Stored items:
——
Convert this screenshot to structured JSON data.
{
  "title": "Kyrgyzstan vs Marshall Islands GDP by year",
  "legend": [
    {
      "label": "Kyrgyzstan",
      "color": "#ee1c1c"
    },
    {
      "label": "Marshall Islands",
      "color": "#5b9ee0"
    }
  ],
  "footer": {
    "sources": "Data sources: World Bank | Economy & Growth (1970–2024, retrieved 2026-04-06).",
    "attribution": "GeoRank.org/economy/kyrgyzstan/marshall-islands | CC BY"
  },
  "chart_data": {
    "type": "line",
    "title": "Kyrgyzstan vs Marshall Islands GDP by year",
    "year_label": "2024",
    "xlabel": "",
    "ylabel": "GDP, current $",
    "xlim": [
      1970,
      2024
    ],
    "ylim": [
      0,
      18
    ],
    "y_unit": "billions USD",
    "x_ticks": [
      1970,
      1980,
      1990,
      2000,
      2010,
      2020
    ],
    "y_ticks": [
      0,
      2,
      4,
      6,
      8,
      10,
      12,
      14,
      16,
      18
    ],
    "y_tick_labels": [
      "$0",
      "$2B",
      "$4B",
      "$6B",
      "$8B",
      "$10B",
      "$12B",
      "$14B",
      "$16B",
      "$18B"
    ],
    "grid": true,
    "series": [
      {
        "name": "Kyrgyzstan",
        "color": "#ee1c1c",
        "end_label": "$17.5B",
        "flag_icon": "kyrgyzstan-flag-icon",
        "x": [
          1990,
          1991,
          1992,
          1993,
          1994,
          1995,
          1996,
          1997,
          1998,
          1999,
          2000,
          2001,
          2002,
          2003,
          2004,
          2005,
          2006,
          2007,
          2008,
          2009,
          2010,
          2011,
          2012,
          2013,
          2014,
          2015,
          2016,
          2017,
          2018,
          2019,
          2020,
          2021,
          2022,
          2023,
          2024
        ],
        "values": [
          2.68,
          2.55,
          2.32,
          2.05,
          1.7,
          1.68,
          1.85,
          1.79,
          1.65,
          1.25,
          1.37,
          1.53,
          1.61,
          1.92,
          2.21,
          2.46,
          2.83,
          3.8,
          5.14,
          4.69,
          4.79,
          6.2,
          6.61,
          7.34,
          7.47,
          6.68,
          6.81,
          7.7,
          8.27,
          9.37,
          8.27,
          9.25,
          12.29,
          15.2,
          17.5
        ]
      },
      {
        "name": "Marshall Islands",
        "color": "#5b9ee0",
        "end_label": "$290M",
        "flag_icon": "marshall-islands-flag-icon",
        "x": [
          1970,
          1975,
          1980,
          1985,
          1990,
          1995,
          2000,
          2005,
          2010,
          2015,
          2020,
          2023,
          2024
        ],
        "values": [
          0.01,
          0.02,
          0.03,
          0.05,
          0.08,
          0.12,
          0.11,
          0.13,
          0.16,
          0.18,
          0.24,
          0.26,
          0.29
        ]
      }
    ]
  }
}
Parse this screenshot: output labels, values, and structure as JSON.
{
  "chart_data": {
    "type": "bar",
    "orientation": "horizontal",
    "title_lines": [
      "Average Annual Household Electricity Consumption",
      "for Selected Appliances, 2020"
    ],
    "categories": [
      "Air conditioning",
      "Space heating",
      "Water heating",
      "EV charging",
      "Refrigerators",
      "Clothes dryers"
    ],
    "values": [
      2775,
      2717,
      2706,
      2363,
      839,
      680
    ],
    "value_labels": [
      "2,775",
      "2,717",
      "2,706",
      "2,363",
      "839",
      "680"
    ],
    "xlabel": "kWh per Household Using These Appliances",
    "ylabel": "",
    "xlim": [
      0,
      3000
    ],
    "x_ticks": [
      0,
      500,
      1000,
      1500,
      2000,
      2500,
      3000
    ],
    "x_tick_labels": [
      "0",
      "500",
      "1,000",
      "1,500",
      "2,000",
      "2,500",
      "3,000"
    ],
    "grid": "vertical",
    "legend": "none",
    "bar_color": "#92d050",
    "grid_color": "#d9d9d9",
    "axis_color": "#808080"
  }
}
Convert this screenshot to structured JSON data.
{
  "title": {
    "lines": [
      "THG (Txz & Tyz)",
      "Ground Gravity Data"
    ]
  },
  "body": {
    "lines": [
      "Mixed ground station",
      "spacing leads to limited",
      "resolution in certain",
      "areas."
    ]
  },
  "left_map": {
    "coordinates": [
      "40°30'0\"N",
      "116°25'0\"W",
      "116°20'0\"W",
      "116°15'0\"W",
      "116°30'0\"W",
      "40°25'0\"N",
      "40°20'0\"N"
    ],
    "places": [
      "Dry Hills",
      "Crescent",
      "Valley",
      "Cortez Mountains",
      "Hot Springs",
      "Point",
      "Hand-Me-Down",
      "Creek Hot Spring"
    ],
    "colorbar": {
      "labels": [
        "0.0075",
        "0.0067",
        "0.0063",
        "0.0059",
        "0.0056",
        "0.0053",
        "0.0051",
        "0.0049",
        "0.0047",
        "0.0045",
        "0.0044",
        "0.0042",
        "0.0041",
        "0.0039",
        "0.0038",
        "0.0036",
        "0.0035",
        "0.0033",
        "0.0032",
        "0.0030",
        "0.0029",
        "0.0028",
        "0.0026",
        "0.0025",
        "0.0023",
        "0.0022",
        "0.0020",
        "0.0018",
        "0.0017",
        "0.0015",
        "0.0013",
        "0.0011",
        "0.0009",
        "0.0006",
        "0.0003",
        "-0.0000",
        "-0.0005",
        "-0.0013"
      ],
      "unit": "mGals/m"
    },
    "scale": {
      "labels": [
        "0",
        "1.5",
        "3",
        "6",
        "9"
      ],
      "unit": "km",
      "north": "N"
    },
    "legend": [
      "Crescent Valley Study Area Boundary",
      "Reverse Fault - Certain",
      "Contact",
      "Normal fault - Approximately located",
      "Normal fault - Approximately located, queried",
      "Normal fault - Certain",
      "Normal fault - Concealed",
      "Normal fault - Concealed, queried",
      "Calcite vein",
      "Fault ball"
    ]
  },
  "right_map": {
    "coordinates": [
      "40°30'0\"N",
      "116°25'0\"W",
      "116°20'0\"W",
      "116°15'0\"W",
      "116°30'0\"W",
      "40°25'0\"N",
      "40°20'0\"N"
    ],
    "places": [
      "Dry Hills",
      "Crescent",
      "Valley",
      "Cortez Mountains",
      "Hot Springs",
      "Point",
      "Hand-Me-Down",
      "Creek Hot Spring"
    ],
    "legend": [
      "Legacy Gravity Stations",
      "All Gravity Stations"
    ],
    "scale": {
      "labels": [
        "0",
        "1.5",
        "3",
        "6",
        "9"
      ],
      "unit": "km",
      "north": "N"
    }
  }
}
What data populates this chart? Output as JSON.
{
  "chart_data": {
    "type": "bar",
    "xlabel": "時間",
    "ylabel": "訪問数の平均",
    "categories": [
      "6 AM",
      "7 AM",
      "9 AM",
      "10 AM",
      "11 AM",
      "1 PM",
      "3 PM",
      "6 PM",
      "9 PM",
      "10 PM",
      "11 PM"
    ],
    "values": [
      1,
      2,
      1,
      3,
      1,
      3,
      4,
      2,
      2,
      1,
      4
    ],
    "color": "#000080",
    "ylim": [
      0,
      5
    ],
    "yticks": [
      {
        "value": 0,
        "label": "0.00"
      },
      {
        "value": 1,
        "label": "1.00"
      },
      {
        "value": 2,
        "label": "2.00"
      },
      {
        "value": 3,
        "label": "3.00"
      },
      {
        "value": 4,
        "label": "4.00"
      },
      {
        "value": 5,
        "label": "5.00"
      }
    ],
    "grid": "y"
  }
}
——
» Task prompt:
Return each entry from the material above exactly as it appears.

» Answer to the problem:
Convert this screenshot to structured JSON data.
{
  "title": "Kyrgyzstan vs Marshall Islands GDP by year",
  "legend": [
    {
      "label": "Kyrgyzstan",
      "color": "#ee1c1c"
    },
    {
      "label": "Marshall Islands",
      "color": "#5b9ee0"
    }
  ],
  "footer": {
    "sources": "Data sources: World Bank | Economy & Growth (1970–2024, retrieved 2026-04-06).",
    "attribution": "GeoRank.org/economy/kyrgyzstan/marshall-islands | CC BY"
  },
  "chart_data": {
    "type": "line",
    "title": "Kyrgyzstan vs Marshall Islands GDP by year",
    "year_label": "2024",
    "xlabel": "",
    "ylabel": "GDP, current $",
    "xlim": [
      1970,
      2024
    ],
    "ylim": [
      0,
      18
    ],
    "y_unit": "billions USD",
    "x_ticks": [
      1970,
      1980,
      1990,
      2000,
      2010,
      2020
    ],
    "y_ticks": [
      0,
      2,
      4,
      6,
      8,
      10,
      12,
      14,
      16,
      18
    ],
    "y_tick_labels": [
      "$0",
      "$2B",
      "$4B",
      "$6B",
      "$8B",
      "$10B",
      "$12B",
      "$14B",
      "$16B",
      "$18B"
    ],
    "grid": true,
    "series": [
      {
        "name": "Kyrgyzstan",
        "color": "#ee1c1c",
        "end_label": "$17.5B",
        "flag_icon": "kyrgyzstan-flag-icon",
        "x": [
          1990,
          1991,
          1992,
          1993,
          1994,
          1995,
          1996,
          1997,
          1998,
          1999,
          2000,
          2001,
          2002,
          2003,
          2004,
          2005,
          2006,
          2007,
          2008,
          2009,
          2010,
          2011,
          2012,
          2013,
          2014,
          2015,
          2016,
          2017,
          2018,
          2019,
          2020,
          2021,
          2022,
          2023,
          2024
        ],
        "values": [
          2.68,
          2.55,
          2.32,
          2.05,
          1.7,
          1.68,
          1.85,
          1.79,
          1.65,
          1.25,
          1.37,
          1.53,
          1.61,
          1.92,
          2.21,
          2.46,
          2.83,
          3.8,
          5.14,
          4.69,
          4.79,
          6.2,
          6.61,
          7.34,
          7.47,
          6.68,
          6.81,
          7.7,
          8.27,
          9.37,
          8.27,
          9.25,
          12.29,
          15.2,
          17.5
        ]
      },
      {
        "name": "Marshall Islands",
        "color": "#5b9ee0",
        "end_label": "$290M",
        "flag_icon": "marshall-islands-flag-icon",
        "x": [
          1970,
          1975,
          1980,
          1985,
          1990,
          1995,
          2000,
          2005,
          2010,
          2015,
          2020,
          2023,
          2024
        ],
        "values": [
          0.01,
          0.02,
          0.03,
          0.05,
          0.08,
          0.12,
          0.11,
          0.13,
          0.16,
          0.18,
          0.24,
          0.26,
          0.29
        ]
      }
    ]
  }
}
Parse this screenshot: output labels, values, and structure as JSON.
{
  "chart_data": {
    "type": "bar",
    "orientation": "horizontal",
    "title_lines": [
      "Average Annual Household Electricity Consumption",
      "for Selected Appliances, 2020"
    ],
    "categories": [
      "Air conditioning",
      "Space heating",
      "Water heating",
      "EV charging",
      "Refrigerators",
      "Clothes dryers"
    ],
    "values": [
      2775,
      2717,
      2706,
      2363,
      839,
      680
    ],
    "value_labels": [
      "2,775",
      "2,717",
      "2,706",
      "2,363",
      "839",
      "680"
    ],
    "xlabel": "kWh per Household Using These Appliances",
    "ylabel": "",
    "xlim": [
      0,
      3000
    ],
    "x_ticks": [
      0,
      500,
      1000,
      1500,
      2000,
      2500,
      3000
    ],
    "x_tick_labels": [
      "0",
      "500",
      "1,000",
      "1,500",
      "2,000",
      "2,500",
      "3,000"
    ],
    "grid": "vertical",
    "legend": "none",
    "bar_color": "#92d050",
    "grid_color": "#d9d9d9",
    "axis_color": "#808080"
  }
}
Convert this screenshot to structured JSON data.
{
  "title": {
    "lines": [
      "THG (Txz & Tyz)",
      "Ground Gravity Data"
    ]
  },
  "body": {
    "lines": [
      "Mixed ground station",
      "spacing leads to limited",
      "resolution in certain",
      "areas."
    ]
  },
  "left_map": {
    "coordinates": [
      "40°30'0\"N",
      "116°25'0\"W",
      "116°20'0\"W",
      "116°15'0\"W",
      "116°30'0\"W",
      "40°25'0\"N",
      "40°20'0\"N"
    ],
    "places": [
      "Dry Hills",
      "Crescent",
      "Valley",
      "Cortez Mountains",
      "Hot Springs",
      "Point",
      "Hand-Me-Down",
      "Creek Hot Spring"
    ],
    "colorbar": {
      "labels": [
        "0.0075",
        "0.0067",
        "0.0063",
        "0.0059",
        "0.0056",
        "0.0053",
        "0.0051",
        "0.0049",
        "0.0047",
        "0.0045",
        "0.0044",
        "0.0042",
        "0.0041",
        "0.0039",
        "0.0038",
        "0.0036",
        "0.0035",
        "0.0033",
        "0.0032",
        "0.0030",
        "0.0029",
        "0.0028",
        "0.0026",
        "0.0025",
        "0.0023",
        "0.0022",
        "0.0020",
        "0.0018",
        "0.0017",
        "0.0015",
        "0.0013",
        "0.0011",
        "0.0009",
        "0.0006",
        "0.0003",
        "-0.0000",
        "-0.0005",
        "-0.0013"
      ],
      "unit": "mGals/m"
    },
    "scale": {
      "labels": [
        "0",
        "1.5",
        "3",
        "6",
        "9"
      ],
      "unit": "km",
      "north": "N"
    },
    "legend": [
      "Crescent Valley Study Area Boundary",
      "Reverse Fault - Certain",
      "Contact",
      "Normal fault - Approximately located",
      "Normal fault - Approximately located, queried",
      "Normal fault - Certain",
      "Normal fault - Concealed",
      "Normal fault - Concealed, queried",
      "Calcite vein",
      "Fault ball"
    ]
  },
  "right_map": {
    "coordinates": [
      "40°30'0\"N",
      "116°25'0\"W",
      "116°20'0\"W",
      "116°15'0\"W",
      "116°30'0\"W",
      "40°25'0\"N",
      "40°20'0\"N"
    ],
    "places": [
      "Dry Hills",
      "Crescent",
      "Valley",
      "Cortez Mountains",
      "Hot Springs",
      "Point",
      "Hand-Me-Down",
      "Creek Hot Spring"
    ],
    "legend": [
      "Legacy Gravity Stations",
      "All Gravity Stations"
    ],
    "scale": {
      "labels": [
        "0",
        "1.5",
        "3",
        "6",
        "9"
      ],
      "unit": "km",
      "north": "N"
    }
  }
}
What data populates this chart? Output as JSON.
{
  "chart_data": {
    "type": "bar",
    "xlabel": "時間",
    "ylabel": "訪問数の平均",
    "categories": [
      "6 AM",
      "7 AM",
      "9 AM",
      "10 AM",
      "11 AM",
      "1 PM",
      "3 PM",
      "6 PM",
      "9 PM",
      "10 PM",
      "11 PM"
    ],
    "values": [
      1,
      2,
      1,
      3,
      1,
      3,
      4,
      2,
      2,
      1,
      4
    ],
    "color": "#000080",
    "ylim": [
      0,
      5
    ],
    "yticks": [
      {
        "value": 0,
        "label": "0.00"
      },
      {
        "value": 1,
        "label": "1.00"
      },
      {
        "value": 2,
        "label": "2.00"
      },
      {
        "value": 3,
        "label": "3.00"
      },
      {
        "value": 4,
        "label": "4.00"
      },
      {
        "value": 5,
        "label": "5.00"
      }
    ],
    "grid": "y"
  }
}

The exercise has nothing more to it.